BEGIN Material supplied
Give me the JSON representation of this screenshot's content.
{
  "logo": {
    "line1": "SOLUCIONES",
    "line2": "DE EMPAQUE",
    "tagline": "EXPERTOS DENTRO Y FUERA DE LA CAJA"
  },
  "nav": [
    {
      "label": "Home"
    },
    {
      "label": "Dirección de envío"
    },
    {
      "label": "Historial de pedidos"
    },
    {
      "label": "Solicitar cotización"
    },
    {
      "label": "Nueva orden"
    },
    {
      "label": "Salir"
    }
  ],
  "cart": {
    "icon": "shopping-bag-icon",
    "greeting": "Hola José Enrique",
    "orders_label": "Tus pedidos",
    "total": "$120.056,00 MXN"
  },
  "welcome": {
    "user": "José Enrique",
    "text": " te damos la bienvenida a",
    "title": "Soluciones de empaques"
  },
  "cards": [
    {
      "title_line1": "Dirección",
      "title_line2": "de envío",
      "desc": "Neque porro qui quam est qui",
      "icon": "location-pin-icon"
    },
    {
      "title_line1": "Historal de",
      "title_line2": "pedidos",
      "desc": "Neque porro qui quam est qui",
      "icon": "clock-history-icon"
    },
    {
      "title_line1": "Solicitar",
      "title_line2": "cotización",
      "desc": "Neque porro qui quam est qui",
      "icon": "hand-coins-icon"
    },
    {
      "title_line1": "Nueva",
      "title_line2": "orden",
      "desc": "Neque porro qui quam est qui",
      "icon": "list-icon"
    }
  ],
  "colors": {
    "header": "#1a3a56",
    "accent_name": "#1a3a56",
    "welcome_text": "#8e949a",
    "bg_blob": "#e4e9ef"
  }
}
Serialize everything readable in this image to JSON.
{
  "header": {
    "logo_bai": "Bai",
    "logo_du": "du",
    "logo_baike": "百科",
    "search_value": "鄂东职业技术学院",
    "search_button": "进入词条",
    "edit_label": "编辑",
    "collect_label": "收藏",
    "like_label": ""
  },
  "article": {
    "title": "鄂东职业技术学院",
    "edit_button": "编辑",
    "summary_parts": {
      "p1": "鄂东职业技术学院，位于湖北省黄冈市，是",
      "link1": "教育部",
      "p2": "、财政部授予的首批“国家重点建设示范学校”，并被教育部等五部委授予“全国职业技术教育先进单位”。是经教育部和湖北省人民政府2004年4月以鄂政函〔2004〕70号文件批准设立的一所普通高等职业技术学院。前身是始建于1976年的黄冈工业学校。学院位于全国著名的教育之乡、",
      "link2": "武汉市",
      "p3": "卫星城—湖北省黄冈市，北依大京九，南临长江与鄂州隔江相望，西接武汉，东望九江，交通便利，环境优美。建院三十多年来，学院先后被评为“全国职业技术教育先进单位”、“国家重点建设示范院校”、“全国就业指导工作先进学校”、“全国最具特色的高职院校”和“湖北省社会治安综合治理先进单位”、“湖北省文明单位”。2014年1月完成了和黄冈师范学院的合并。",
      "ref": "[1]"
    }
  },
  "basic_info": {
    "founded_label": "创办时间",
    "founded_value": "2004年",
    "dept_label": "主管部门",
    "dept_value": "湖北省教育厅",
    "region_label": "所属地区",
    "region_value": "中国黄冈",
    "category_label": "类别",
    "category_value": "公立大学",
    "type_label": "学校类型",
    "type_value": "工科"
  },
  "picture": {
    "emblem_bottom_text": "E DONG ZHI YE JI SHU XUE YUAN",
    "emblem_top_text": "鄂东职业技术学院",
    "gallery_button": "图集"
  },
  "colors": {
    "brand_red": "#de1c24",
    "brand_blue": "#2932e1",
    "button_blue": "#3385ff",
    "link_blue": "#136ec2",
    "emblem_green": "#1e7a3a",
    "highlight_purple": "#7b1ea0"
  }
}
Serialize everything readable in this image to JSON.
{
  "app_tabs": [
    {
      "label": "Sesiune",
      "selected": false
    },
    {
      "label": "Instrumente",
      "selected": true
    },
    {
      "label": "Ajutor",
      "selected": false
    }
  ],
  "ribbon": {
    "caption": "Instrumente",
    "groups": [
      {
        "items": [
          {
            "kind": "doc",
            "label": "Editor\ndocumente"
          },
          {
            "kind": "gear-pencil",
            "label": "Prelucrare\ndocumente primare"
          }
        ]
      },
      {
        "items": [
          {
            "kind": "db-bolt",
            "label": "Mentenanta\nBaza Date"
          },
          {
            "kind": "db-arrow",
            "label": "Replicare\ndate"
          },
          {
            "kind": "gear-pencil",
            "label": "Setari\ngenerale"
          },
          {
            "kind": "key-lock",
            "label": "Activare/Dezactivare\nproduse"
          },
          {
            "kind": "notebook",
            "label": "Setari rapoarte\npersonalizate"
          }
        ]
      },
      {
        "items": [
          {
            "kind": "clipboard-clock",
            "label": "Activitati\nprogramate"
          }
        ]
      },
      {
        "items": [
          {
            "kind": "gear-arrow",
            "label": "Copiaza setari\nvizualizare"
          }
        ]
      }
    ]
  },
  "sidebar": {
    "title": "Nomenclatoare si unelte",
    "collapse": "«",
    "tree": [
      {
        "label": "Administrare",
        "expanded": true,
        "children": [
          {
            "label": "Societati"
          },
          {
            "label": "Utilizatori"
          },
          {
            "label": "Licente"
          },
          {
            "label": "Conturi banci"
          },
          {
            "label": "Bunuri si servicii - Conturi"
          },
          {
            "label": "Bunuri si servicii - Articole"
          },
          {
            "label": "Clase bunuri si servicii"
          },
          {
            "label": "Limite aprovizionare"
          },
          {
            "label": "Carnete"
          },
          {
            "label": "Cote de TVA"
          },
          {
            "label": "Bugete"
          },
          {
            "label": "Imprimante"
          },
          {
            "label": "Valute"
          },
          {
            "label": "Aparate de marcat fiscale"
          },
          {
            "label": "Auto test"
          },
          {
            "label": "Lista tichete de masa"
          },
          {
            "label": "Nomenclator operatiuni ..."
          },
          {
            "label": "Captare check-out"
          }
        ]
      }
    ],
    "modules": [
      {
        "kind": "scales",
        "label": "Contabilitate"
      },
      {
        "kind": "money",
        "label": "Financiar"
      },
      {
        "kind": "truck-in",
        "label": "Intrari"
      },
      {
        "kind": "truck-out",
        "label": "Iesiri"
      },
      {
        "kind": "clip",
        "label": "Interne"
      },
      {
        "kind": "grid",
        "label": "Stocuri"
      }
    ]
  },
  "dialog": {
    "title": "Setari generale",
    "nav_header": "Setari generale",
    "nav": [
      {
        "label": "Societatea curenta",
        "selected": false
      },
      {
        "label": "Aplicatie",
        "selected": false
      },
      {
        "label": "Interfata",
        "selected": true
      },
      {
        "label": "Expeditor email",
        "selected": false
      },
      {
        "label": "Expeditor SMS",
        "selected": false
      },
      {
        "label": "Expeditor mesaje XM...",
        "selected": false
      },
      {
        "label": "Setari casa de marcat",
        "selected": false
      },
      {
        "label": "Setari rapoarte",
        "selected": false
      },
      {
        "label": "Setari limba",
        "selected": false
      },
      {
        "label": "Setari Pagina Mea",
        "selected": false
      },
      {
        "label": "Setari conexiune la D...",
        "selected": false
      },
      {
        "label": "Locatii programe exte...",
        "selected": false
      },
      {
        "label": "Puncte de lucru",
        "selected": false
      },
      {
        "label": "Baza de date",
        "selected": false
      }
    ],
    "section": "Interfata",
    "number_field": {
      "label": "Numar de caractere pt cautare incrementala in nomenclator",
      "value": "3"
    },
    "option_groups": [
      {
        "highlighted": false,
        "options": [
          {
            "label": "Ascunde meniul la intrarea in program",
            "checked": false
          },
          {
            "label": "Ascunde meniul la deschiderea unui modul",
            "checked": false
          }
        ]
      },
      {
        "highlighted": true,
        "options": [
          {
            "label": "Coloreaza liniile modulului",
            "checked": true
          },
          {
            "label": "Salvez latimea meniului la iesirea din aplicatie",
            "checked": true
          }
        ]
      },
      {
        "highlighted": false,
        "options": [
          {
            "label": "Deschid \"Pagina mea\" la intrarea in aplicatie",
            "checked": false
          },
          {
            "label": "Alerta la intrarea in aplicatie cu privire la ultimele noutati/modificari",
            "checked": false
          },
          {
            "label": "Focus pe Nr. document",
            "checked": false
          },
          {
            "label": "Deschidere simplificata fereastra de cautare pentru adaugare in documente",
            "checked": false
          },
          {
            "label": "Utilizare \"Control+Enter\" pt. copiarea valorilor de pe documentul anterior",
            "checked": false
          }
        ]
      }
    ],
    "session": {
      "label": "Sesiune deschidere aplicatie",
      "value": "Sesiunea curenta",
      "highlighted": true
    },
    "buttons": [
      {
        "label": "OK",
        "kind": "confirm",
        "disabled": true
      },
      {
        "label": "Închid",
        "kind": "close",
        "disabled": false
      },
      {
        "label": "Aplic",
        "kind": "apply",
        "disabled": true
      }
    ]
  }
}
END Material supplied
### Task goal
The word "rapoarte" may turn up on some lines of these records; say how many, with no other words.

### Written answer
2